_Exercise set:_
1 – In the text on building network plots for Gephi with R, update the portion between "# Plotting networks" and "a data set.", inclusive, replacing "workspace" with "environment".
2 – Answer these questions using the text on building network plots for Gephi with R:
(a) Which network is one of the examples that come with Gephi?
(b) Which two libraries does the code load?
(c) What type of file does the code example create for network visualization in Gephi?
3 – Pick up the text on building network plots for Gephi with R after its last line and continue writing.

This network is clearly more appealing than the one generated based on the visual attributes specified in the .gexf file. This implies that there is almost no gain in defining user specified visualization attributes in the current version of “rgexf”/”write.gexf,” as the user-specified visualization .gexf network file does not results in “ready-to-use” plots.

If you ever used Gephi you probably noticed that the “Les Miserables” network is one of the network examples that come with Gephi. Here is the Les Miserables network that shows all the visualization power of Gephi. Hopefully, soon we’ll be able to create the same quality network plots directly from R.

Here is the complete code used for the Gephi visualization example.

# Plotting networks in R 
# An example how to use R and rgexf package to create a .gexf file for network visualization in Gephi

############################################################################################
# Clear workspace 
rm(list = ls())

# Load libraries
library("igraph")
library("plyr")

# Read a data set.

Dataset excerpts
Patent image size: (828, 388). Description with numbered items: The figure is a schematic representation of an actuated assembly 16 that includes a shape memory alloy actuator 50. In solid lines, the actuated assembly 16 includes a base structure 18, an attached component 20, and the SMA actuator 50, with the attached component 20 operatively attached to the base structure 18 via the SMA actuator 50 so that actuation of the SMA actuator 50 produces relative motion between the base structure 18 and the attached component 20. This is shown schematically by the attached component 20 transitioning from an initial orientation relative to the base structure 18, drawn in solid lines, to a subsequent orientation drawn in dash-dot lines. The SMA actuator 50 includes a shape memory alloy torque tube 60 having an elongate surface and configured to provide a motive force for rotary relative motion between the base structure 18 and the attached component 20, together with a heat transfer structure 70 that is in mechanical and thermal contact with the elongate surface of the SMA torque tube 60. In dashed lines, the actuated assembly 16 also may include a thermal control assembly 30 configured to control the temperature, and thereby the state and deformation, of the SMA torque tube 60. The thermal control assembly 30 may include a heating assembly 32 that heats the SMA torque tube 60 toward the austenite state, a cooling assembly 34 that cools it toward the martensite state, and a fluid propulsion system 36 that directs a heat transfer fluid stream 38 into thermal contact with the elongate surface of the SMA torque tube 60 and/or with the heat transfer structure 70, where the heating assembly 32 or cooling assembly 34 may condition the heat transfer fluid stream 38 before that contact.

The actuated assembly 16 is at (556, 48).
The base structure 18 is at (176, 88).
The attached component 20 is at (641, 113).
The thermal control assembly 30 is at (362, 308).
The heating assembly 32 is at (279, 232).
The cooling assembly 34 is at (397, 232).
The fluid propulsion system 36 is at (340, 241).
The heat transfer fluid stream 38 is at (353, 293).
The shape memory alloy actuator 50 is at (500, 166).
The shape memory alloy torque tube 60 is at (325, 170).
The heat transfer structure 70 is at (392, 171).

_Outputs:_
1 –
# Plotting networks in R 
# An example how to use R and rgexf package to create a .gexf file for network visualization in Gephi

############################################################################################
# Clear environment 
rm(list = ls())

# Load libraries
library("igraph")
library("plyr")

# Read a data set.

2 –
(a) The "Les Miserables" network
(b) igraph and plyr
(c) A .gexf file

3 –
# Data format: dataframe with 3 variables; variables 1 & 2 correspond to interactions; variable 3 corresponds to the weight of interaction
dataSet <- read.table("lesmis.txt", header = FALSE, sep = "t")

# Create a graph. Use simplify to ensure that there are no duplicated edges or self loops
gD <- simplify(graph.data.frame(dataSet, directed=FALSE))

# Print number of nodes and edges
# vcount(gD)
# ecount(gD)

############################################################################################
# Calculate some node properties and node similarities that will be used to illustrate 
# different plotting abilities

# Calculate degree for all nodes
degAll <- degree(gD, v = V(gD), mode = "all")

# Calculate betweenness for all nodes
betAll <- betweenness(gD, v = V(gD), directed = FALSE) / (((vcount(gD) - 1) * (vcount(gD)-2)) / 2)
betAll.norm <- (betAll - min(betAll))/(max(betAll) - min(betAll))
rm(betAll)

# Calculate Dice similarities between all pairs of nodes
dsAll <- similarity.dice(gD, vids = V(gD), mode = "all")

############################################################################################
# Add new node/edge attributes based on the calculated node properties/similarities

gD <- set.vertex.attribute(gD, "degree", index = V(gD), value = degAll)
gD <- set.vertex.attribute(gD, "betweenness", index = V(gD), value = betAll.norm)

# Check the attributes
# summary(gD)

F1 <- function(x) {data.frame(V4 = dsAll[which(V(gD)$name == as.character(x$V1)), which(V(gD)$name == as.character(x$V2))])}
dataSet.ext <- ddply(dataSet, .variables=c("V1", "V2", "V3"), function(x) data.frame(F1(x)))

gD <- set.edge.attribute(gD, "weight", index = E(gD), value = 0)
gD <- set.edge.attribute(gD, "similarity", index = E(gD), value = 0)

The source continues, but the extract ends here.